What needs to be done: Find the string "content" in the listing and report every line that has it.
START Supplied entries
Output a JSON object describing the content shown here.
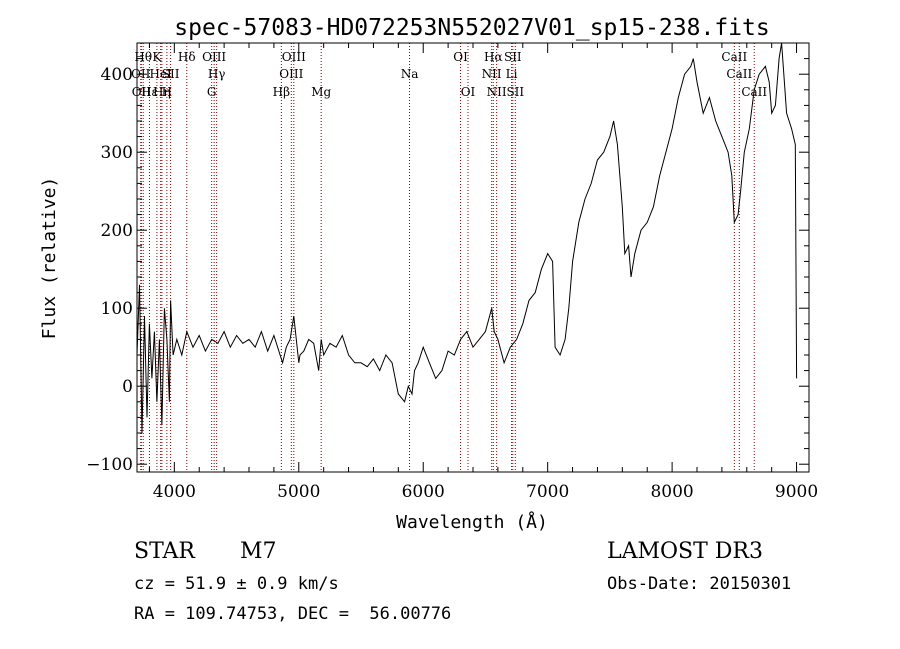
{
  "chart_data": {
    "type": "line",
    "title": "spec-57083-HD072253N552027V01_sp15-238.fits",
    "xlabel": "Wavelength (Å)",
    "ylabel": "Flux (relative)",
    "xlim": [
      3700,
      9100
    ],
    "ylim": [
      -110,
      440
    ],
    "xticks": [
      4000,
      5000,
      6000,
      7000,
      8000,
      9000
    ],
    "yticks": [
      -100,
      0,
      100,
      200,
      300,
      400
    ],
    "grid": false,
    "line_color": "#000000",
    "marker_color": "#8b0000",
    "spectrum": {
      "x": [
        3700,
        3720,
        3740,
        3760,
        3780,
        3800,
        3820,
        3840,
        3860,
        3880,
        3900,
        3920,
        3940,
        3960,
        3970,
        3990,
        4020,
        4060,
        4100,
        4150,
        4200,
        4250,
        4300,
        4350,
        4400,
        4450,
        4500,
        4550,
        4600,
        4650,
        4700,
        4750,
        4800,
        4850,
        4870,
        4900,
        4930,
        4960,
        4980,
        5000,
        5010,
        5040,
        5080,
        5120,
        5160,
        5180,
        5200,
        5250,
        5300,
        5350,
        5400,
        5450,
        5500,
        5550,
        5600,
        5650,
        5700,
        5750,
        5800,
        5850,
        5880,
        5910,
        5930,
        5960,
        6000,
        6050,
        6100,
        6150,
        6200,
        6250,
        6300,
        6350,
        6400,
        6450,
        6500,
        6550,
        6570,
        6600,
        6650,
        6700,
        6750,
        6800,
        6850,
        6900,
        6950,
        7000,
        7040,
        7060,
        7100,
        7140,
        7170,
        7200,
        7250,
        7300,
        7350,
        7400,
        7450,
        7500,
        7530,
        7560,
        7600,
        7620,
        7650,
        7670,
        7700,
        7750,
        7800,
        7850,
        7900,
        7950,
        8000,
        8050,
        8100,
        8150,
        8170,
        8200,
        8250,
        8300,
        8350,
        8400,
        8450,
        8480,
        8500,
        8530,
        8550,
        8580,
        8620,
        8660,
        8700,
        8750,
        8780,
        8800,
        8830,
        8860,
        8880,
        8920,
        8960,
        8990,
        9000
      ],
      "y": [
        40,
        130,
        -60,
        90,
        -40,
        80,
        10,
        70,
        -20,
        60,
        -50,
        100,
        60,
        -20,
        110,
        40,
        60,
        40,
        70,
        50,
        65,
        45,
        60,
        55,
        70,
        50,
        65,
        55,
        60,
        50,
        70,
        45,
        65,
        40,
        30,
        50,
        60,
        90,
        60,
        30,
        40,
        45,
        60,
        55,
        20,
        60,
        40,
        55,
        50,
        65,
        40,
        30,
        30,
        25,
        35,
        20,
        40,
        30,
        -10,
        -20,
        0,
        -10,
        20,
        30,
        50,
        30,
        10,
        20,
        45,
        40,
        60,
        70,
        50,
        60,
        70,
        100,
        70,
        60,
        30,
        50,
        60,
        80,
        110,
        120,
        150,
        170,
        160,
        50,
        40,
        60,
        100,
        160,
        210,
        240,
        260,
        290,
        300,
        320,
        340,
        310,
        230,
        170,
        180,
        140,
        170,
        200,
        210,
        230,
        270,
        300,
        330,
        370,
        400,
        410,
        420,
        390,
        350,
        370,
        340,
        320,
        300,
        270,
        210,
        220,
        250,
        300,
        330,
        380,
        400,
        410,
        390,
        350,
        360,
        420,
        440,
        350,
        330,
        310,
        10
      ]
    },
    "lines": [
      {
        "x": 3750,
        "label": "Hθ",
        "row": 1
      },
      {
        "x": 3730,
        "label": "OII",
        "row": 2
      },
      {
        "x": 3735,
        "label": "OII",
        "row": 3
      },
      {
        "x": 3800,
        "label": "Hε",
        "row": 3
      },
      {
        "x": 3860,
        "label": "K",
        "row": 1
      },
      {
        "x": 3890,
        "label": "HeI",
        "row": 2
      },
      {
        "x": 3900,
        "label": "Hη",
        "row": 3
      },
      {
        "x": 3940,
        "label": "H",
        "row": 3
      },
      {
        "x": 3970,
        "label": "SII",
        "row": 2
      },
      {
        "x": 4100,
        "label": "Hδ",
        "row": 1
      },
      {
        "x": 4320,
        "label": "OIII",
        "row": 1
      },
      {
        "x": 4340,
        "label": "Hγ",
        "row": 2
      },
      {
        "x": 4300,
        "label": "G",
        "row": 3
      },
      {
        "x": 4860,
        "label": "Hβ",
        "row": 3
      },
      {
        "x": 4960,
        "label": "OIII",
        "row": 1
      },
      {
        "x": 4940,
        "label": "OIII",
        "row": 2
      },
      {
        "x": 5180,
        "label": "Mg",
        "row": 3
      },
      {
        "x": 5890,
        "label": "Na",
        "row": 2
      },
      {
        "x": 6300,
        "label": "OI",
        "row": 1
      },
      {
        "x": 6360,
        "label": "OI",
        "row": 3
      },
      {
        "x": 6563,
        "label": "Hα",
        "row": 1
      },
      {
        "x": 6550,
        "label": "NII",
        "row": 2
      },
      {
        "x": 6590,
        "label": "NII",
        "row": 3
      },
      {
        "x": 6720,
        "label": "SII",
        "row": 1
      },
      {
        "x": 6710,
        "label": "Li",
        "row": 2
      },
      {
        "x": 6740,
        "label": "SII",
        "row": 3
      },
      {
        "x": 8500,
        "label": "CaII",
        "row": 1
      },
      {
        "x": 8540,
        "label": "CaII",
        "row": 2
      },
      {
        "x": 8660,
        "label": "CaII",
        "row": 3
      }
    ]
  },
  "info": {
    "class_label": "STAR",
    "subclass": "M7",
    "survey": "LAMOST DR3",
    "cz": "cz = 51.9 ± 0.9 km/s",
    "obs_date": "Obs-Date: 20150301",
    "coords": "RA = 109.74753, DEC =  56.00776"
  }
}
END Supplied entries
START Supplied entries
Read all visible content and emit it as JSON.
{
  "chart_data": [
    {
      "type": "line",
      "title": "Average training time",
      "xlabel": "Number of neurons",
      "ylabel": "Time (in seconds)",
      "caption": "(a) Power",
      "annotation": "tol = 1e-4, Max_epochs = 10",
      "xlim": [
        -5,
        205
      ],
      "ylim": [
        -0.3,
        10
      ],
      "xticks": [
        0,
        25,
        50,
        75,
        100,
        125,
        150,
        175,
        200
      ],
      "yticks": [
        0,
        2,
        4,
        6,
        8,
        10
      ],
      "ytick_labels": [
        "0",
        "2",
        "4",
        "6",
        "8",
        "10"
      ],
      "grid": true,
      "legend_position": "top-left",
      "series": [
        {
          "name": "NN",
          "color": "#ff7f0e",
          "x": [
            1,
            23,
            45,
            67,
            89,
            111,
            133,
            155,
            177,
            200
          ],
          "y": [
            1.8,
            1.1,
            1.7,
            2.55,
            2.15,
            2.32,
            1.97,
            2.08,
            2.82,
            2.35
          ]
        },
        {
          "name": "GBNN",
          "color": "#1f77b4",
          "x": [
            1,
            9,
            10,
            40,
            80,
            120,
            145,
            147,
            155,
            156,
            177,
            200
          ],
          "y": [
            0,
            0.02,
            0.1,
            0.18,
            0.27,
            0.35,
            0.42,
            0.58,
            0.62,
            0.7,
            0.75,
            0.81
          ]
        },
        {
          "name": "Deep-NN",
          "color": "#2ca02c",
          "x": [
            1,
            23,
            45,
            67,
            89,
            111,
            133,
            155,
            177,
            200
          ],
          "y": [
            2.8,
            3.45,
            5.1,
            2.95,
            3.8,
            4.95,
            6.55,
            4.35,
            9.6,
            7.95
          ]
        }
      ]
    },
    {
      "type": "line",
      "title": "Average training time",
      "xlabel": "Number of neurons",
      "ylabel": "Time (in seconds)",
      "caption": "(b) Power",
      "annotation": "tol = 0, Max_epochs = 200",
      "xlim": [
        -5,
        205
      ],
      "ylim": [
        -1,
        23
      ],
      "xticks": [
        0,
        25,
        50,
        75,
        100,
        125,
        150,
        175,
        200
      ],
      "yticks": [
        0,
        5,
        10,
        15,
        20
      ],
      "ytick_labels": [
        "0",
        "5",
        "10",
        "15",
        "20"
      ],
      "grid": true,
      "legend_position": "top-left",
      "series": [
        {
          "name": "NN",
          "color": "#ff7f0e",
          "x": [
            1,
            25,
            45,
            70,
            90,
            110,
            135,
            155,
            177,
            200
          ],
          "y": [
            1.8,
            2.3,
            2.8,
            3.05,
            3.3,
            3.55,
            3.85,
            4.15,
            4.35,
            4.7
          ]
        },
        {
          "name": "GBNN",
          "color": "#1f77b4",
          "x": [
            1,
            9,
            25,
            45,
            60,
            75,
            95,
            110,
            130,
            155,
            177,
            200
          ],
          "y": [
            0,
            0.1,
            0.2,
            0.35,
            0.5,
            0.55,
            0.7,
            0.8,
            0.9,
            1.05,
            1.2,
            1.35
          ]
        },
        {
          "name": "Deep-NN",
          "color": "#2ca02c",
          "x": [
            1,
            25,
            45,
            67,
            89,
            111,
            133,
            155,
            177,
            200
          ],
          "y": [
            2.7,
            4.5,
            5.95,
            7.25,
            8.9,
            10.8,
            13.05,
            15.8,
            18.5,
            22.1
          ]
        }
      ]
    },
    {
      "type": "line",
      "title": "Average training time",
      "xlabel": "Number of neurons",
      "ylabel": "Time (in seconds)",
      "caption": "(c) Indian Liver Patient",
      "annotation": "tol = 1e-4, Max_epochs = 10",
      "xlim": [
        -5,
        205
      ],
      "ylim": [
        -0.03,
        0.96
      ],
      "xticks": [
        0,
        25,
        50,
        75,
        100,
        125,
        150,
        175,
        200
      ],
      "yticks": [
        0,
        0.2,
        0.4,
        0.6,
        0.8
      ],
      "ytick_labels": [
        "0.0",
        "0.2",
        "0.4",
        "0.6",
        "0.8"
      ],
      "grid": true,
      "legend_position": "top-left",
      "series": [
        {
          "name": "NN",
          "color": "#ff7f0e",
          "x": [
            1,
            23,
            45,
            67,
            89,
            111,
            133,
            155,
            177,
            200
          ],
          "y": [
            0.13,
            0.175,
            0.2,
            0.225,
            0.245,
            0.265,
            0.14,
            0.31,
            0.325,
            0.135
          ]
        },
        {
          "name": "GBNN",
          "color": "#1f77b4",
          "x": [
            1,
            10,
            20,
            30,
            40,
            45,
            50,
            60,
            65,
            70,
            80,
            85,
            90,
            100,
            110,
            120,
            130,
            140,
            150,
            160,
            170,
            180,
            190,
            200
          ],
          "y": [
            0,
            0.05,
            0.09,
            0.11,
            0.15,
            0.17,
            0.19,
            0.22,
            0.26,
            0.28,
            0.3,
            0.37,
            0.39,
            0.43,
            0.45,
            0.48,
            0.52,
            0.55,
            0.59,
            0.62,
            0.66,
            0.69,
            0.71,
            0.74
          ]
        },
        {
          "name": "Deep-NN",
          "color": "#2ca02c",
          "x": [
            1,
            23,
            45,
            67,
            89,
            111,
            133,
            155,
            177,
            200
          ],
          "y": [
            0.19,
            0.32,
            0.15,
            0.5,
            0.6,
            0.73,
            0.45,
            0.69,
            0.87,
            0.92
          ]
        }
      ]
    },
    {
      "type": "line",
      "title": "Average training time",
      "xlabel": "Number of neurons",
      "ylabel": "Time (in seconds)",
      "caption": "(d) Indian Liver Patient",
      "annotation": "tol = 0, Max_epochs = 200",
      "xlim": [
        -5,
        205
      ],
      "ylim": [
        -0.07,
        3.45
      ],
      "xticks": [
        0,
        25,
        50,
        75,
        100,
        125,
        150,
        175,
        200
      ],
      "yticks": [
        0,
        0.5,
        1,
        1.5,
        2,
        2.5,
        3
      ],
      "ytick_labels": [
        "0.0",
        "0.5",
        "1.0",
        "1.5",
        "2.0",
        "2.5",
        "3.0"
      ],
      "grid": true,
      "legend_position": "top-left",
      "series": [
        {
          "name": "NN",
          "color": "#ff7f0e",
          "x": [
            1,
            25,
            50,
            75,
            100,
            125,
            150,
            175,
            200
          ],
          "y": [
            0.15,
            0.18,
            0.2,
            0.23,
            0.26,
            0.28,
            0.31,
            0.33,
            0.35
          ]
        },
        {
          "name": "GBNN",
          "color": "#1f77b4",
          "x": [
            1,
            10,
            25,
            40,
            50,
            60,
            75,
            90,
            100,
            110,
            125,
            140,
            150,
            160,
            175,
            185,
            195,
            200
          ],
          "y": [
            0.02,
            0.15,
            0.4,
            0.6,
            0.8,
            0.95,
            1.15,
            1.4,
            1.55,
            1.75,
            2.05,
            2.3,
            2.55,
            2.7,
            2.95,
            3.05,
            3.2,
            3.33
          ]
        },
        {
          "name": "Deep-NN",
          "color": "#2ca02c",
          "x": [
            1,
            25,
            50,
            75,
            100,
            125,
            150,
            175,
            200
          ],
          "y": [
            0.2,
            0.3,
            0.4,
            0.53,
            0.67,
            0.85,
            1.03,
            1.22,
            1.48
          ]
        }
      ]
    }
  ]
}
END Supplied entries
Task result:
Output a JSON object describing the content shown here.
Read all visible content and emit it as JSON.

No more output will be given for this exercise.